▶ _Set task_: From the listing below, pull out all lines with "PropTrack" in them.

◆ ◆ ◆ ◆

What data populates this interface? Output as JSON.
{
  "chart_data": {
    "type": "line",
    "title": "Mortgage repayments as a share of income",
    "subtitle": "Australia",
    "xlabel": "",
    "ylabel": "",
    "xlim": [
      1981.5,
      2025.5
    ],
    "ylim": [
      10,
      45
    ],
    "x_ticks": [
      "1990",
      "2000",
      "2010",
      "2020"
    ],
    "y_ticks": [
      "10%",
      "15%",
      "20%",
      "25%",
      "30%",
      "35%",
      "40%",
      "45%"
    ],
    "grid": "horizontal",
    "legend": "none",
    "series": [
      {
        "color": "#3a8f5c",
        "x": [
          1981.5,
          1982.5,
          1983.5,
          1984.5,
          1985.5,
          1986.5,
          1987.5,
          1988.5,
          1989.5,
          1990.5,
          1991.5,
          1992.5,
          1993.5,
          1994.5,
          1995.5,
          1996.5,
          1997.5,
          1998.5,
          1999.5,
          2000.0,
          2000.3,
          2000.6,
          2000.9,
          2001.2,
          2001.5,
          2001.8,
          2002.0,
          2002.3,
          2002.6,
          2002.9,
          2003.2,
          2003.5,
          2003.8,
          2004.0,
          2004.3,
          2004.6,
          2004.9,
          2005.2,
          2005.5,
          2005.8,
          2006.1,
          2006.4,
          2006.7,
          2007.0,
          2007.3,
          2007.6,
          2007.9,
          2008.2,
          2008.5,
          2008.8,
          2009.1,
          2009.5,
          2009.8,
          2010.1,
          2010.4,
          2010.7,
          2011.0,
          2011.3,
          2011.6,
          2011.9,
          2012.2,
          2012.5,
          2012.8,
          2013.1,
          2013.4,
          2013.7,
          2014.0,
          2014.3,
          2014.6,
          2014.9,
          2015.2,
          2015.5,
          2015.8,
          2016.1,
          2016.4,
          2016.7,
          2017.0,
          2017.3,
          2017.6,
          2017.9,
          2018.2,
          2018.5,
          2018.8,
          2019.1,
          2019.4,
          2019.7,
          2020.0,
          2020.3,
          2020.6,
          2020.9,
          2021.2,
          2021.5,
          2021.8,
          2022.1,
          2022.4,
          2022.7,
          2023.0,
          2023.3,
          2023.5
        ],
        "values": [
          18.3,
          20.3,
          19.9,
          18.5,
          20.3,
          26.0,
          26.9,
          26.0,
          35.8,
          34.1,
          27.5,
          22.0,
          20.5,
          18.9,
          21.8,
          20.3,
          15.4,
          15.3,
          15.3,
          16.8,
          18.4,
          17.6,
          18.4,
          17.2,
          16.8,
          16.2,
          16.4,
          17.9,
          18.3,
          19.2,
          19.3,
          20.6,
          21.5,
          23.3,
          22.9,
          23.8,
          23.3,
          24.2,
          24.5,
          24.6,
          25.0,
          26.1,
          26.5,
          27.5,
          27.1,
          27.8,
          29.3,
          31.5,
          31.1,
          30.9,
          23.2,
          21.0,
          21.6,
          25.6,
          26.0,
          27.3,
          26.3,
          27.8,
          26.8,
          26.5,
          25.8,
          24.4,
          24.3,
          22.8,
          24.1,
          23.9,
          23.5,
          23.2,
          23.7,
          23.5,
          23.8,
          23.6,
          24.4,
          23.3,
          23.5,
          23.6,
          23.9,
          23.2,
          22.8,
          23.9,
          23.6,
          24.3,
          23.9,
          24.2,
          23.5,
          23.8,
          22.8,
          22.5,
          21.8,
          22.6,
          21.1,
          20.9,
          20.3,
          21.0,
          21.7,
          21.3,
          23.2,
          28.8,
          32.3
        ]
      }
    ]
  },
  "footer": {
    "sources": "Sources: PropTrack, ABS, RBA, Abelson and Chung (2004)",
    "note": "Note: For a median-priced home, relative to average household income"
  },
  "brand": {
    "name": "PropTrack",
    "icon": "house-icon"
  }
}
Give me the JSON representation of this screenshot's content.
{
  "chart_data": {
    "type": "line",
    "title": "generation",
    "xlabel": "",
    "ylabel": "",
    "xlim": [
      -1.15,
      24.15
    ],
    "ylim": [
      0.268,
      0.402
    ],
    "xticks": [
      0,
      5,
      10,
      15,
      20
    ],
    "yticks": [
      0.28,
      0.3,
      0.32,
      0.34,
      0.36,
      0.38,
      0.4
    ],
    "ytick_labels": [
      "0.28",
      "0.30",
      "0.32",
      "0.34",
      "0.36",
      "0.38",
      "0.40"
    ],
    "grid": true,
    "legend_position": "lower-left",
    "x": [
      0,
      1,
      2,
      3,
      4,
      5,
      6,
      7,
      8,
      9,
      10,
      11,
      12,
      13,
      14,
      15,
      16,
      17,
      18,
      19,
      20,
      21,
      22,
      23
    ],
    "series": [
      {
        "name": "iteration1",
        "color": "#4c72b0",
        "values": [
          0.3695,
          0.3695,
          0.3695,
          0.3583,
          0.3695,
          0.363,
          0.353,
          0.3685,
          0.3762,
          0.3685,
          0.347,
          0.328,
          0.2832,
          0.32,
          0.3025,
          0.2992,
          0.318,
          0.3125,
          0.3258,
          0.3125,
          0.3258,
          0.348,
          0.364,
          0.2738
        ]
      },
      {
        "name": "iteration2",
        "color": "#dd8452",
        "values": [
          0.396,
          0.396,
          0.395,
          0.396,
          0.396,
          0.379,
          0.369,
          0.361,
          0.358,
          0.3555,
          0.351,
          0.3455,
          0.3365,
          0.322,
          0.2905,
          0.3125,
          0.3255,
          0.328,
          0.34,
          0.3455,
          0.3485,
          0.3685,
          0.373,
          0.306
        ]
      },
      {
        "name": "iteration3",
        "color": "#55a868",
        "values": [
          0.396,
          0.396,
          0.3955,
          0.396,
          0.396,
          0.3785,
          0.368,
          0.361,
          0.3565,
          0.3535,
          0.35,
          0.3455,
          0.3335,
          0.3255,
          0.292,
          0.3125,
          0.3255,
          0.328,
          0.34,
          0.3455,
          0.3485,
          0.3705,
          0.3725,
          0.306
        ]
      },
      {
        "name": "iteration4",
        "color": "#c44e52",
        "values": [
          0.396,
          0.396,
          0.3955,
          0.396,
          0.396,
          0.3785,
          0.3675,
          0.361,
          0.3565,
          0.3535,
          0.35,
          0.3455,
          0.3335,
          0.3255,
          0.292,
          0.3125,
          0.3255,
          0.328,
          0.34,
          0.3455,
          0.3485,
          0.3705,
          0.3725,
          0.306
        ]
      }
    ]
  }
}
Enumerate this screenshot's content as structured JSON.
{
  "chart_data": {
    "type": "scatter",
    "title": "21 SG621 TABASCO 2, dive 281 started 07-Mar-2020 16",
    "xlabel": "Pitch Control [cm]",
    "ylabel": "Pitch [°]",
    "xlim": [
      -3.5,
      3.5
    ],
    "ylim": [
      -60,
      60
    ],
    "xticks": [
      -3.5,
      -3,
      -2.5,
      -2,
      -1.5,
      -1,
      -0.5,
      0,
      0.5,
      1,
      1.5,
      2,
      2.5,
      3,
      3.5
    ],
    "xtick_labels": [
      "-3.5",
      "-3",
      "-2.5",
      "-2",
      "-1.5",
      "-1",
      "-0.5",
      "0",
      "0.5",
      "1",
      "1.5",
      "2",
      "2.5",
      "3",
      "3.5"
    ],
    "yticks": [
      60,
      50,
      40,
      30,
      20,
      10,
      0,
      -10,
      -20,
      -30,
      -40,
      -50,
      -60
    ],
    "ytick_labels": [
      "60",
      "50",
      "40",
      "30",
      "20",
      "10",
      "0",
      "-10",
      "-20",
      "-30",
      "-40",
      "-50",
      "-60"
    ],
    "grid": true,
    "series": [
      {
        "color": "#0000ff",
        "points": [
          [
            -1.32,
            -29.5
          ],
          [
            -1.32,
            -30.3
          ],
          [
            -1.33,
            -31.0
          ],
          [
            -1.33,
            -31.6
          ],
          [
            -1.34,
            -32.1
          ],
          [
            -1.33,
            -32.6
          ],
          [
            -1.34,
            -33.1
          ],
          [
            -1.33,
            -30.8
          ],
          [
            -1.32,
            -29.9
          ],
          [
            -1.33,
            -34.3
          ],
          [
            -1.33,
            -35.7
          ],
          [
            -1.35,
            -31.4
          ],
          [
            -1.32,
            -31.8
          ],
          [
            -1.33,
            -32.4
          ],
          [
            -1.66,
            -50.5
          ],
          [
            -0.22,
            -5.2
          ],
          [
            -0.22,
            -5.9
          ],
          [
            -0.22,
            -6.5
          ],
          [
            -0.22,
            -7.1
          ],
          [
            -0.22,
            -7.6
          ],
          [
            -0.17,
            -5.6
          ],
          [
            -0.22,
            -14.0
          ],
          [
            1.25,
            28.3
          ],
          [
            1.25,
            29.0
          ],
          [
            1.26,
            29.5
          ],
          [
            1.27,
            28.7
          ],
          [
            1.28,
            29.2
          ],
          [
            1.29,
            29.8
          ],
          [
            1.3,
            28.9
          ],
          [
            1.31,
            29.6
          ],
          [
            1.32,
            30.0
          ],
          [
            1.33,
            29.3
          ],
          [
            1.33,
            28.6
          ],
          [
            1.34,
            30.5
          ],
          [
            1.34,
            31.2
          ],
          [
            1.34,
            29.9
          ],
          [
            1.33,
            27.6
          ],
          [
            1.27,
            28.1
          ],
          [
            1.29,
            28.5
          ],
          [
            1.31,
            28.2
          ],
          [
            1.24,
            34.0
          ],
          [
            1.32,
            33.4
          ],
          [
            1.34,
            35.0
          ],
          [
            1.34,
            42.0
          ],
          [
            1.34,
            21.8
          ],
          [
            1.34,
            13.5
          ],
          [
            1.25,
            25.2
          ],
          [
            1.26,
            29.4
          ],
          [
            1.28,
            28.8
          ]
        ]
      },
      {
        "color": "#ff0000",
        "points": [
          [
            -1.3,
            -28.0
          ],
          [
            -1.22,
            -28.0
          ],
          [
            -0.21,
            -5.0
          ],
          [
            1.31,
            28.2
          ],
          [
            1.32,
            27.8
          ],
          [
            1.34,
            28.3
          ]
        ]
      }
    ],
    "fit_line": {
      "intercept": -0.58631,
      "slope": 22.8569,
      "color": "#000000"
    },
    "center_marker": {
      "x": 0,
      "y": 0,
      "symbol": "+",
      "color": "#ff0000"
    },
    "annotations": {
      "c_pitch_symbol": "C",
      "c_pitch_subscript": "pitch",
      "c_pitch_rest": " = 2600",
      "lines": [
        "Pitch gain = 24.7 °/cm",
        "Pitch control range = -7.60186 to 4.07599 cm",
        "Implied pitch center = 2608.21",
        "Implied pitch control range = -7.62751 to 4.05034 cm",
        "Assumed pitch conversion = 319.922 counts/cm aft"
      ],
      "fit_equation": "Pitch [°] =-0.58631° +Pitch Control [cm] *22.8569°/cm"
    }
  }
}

◆ ◆ ◆ ◆

▶ _Written solution_:
    "sources": "Sources: PropTrack, ABS, RBA, Abelson and Chung (2004)",
    "name": "PropTrack",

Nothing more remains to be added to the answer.